▶ [Saved entries]
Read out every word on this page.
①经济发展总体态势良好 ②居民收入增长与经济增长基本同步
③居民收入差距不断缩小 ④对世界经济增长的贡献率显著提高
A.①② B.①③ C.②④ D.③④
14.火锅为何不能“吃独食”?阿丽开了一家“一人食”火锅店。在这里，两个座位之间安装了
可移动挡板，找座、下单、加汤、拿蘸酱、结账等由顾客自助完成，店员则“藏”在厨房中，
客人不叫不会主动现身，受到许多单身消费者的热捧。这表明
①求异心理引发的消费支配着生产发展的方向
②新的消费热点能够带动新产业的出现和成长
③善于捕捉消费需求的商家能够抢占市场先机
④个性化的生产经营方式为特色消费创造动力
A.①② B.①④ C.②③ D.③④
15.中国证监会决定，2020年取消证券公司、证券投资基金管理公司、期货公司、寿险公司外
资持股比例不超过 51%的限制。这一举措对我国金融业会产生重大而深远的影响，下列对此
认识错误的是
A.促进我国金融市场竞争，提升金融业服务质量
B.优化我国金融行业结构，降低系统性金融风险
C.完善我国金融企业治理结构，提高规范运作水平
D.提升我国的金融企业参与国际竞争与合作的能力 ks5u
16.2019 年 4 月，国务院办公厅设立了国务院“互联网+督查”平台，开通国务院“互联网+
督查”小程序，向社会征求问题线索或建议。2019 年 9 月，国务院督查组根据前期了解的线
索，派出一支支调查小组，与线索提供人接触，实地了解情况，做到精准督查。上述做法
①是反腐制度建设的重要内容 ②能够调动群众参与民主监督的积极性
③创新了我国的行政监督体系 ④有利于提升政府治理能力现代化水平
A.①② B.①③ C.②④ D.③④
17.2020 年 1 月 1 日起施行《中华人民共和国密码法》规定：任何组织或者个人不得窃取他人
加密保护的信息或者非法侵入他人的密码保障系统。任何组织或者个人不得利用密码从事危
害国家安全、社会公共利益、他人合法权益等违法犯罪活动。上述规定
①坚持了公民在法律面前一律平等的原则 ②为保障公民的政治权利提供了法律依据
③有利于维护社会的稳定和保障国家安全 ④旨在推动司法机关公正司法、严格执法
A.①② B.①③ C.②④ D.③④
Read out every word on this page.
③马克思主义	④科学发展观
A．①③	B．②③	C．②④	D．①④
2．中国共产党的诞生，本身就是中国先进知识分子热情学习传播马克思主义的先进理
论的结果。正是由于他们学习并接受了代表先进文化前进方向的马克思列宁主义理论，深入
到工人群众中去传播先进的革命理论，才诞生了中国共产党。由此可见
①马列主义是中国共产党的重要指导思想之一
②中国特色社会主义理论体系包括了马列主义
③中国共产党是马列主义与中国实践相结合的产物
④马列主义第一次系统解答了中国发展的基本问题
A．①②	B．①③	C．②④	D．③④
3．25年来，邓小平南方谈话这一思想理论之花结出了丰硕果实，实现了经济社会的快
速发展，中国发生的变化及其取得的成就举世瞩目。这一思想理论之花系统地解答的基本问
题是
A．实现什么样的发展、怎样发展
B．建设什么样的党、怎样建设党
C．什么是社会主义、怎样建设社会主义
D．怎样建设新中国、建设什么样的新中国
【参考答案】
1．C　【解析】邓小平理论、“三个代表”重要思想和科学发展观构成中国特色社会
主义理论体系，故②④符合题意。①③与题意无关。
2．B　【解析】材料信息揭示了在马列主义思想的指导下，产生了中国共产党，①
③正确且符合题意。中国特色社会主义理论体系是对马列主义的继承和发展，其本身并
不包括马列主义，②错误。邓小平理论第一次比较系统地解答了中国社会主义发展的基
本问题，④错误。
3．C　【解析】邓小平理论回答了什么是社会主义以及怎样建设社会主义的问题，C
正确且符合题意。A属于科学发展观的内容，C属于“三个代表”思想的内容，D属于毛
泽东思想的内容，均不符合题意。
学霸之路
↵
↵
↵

▶ [Prompt] Every entry must be retyped in full, exactly as given.

▶ [Result of the task]
Read out every word on this page.
①经济发展总体态势良好 ②居民收入增长与经济增长基本同步
③居民收入差距不断缩小 ④对世界经济增长的贡献率显著提高
A.①② B.①③ C.②④ D.③④
14.火锅为何不能“吃独食”?阿丽开了一家“一人食”火锅店。在这里，两个座位之间安装了
可移动挡板，找座、下单、加汤、拿蘸酱、结账等由顾客自助完成，店员则“藏”在厨房中，
客人不叫不会主动现身，受到许多单身消费者的热捧。这表明
①求异心理引发的消费支配着生产发展的方向
②新的消费热点能够带动新产业的出现和成长
③善于捕捉消费需求的商家能够抢占市场先机
④个性化的生产经营方式为特色消费创造动力
A.①② B.①④ C.②③ D.③④
15.中国证监会决定，2020年取消证券公司、证券投资基金管理公司、期货公司、寿险公司外
资持股比例不超过 51%的限制。这一举措对我国金融业会产生重大而深远的影响，下列对此
认识错误的是
A.促进我国金融市场竞争，提升金融业服务质量
B.优化我国金融行业结构，降低系统性金融风险
C.完善我国金融企业治理结构，提高规范运作水平
D.提升我国的金融企业参与国际竞争与合作的能力 ks5u
16.2019 年 4 月，国务院办公厅设立了国务院“互联网+督查”平台，开通国务院“互联网+
督查”小程序，向社会征求问题线索或建议。2019 年 9 月，国务院督查组根据前期了解的线
索，派出一支支调查小组，与线索提供人接触，实地了解情况，做到精准督查。上述做法
①是反腐制度建设的重要内容 ②能够调动群众参与民主监督的积极性
③创新了我国的行政监督体系 ④有利于提升政府治理能力现代化水平
A.①② B.①③ C.②④ D.③④
17.2020 年 1 月 1 日起施行《中华人民共和国密码法》规定：任何组织或者个人不得窃取他人
加密保护的信息或者非法侵入他人的密码保障系统。任何组织或者个人不得利用密码从事危
害国家安全、社会公共利益、他人合法权益等违法犯罪活动。上述规定
①坚持了公民在法律面前一律平等的原则 ②为保障公民的政治权利提供了法律依据
③有利于维护社会的稳定和保障国家安全 ④旨在推动司法机关公正司法、严格执法
A.①② B.①③ C.②④ D.③④
Read out every word on this page.
③马克思主义	④科学发展观
A．①③	B．②③	C．②④	D．①④
2．中国共产党的诞生，本身就是中国先进知识分子热情学习传播马克思主义的先进理
论的结果。正是由于他们学习并接受了代表先进文化前进方向的马克思列宁主义理论，深入
到工人群众中去传播先进的革命理论，才诞生了中国共产党。由此可见
①马列主义是中国共产党的重要指导思想之一
②中国特色社会主义理论体系包括了马列主义
③中国共产党是马列主义与中国实践相结合的产物
④马列主义第一次系统解答了中国发展的基本问题
A．①②	B．①③	C．②④	D．③④
3．25年来，邓小平南方谈话这一思想理论之花结出了丰硕果实，实现了经济社会的快
速发展，中国发生的变化及其取得的成就举世瞩目。这一思想理论之花系统地解答的基本问
题是
A．实现什么样的发展、怎样发展
B．建设什么样的党、怎样建设党
C．什么是社会主义、怎样建设社会主义
D．怎样建设新中国、建设什么样的新中国
【参考答案】
1．C　【解析】邓小平理论、“三个代表”重要思想和科学发展观构成中国特色社会
主义理论体系，故②④符合题意。①③与题意无关。
2．B　【解析】材料信息揭示了在马列主义思想的指导下，产生了中国共产党，①
③正确且符合题意。中国特色社会主义理论体系是对马列主义的继承和发展，其本身并
不包括马列主义，②错误。邓小平理论第一次比较系统地解答了中国社会主义发展的基
本问题，④错误。
3．C　【解析】邓小平理论回答了什么是社会主义以及怎样建设社会主义的问题，C
正确且符合题意。A属于科学发展观的内容，C属于“三个代表”思想的内容，D属于毛
泽东思想的内容，均不符合题意。
学霸之路
↵
↵
↵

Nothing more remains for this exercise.